» **Directions for this task**
Every entry that follows should be repeated exactly; drop the images.

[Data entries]

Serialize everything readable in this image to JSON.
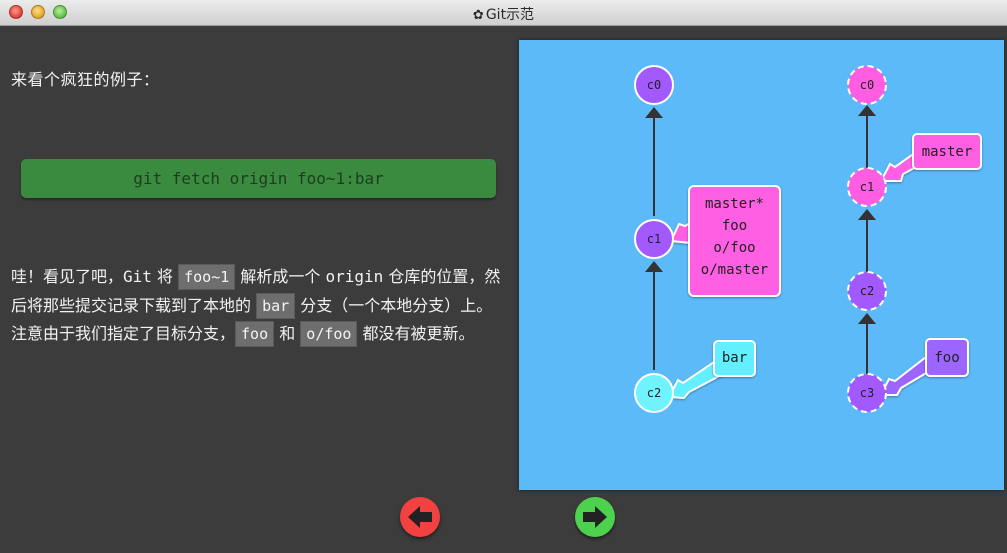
{
  "window": {
    "title": "Git示范"
  },
  "lesson": {
    "intro": "来看个疯狂的例子：",
    "command": "git fetch origin foo~1:bar",
    "para": {
      "t1": "哇！看见了吧，",
      "t2": "Git",
      "t3": " 将 ",
      "c1": "foo~1",
      "t4": " 解析成一个 ",
      "t5": "origin",
      "t6": " 仓库的位置，然后将那些提交记录下载到了本地的 ",
      "c2": "bar",
      "t7": " 分支（一个本地分支）上。注意由于我们指定了目标分支，",
      "c3": "foo",
      "t8": " 和 ",
      "c4": "o/foo",
      "t9": " 都没有被更新。"
    }
  },
  "local_repo": {
    "commits": [
      "c0",
      "c1",
      "c2"
    ],
    "branch_box": {
      "lines": [
        "master*",
        "foo",
        "o/foo",
        "o/master"
      ]
    },
    "bar_label": "bar"
  },
  "remote_repo": {
    "commits": [
      "c0",
      "c1",
      "c2",
      "c3"
    ],
    "master_label": "master",
    "foo_label": "foo"
  },
  "nav": {
    "prev_icon": "arrow-left-icon",
    "next_icon": "arrow-right-icon"
  },
  "colors": {
    "background": "#3c3c3c",
    "command_box": "#3a8a3f",
    "visualization_bg": "#5cbaf8",
    "commit_purple": "#a259ff",
    "commit_cyan": "#6ef3ff",
    "branch_pink": "#ff5ee3",
    "branch_cyan": "#62efff",
    "branch_purple": "#9c65ff",
    "prev_button": "#f24141",
    "next_button": "#4cd24c"
  }
}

» **Solution below**
Serialize everything readable in this image to JSON.
{
  "window": {
    "title": "Git示范"
  },
  "lesson": {
    "intro": "来看个疯狂的例子：",
    "command": "git fetch origin foo~1:bar",
    "para": {
      "t1": "哇！看见了吧，",
      "t2": "Git",
      "t3": " 将 ",
      "c1": "foo~1",
      "t4": " 解析成一个 ",
      "t5": "origin",
      "t6": " 仓库的位置，然后将那些提交记录下载到了本地的 ",
      "c2": "bar",
      "t7": " 分支（一个本地分支）上。注意由于我们指定了目标分支，",
      "c3": "foo",
      "t8": " 和 ",
      "c4": "o/foo",
      "t9": " 都没有被更新。"
    }
  },
  "local_repo": {
    "commits": [
      "c0",
      "c1",
      "c2"
    ],
    "branch_box": {
      "lines": [
        "master*",
        "foo",
        "o/foo",
        "o/master"
      ]
    },
    "bar_label": "bar"
  },
  "remote_repo": {
    "commits": [
      "c0",
      "c1",
      "c2",
      "c3"
    ],
    "master_label": "master",
    "foo_label": "foo"
  },
  "nav": {
    "prev_icon": "arrow-left-icon",
    "next_icon": "arrow-right-icon"
  },
  "colors": {
    "background": "#3c3c3c",
    "command_box": "#3a8a3f",
    "visualization_bg": "#5cbaf8",
    "commit_purple": "#a259ff",
    "commit_cyan": "#6ef3ff",
    "branch_pink": "#ff5ee3",
    "branch_cyan": "#62efff",
    "branch_purple": "#9c65ff",
    "prev_button": "#f24141",
    "next_button": "#4cd24c"
  }
}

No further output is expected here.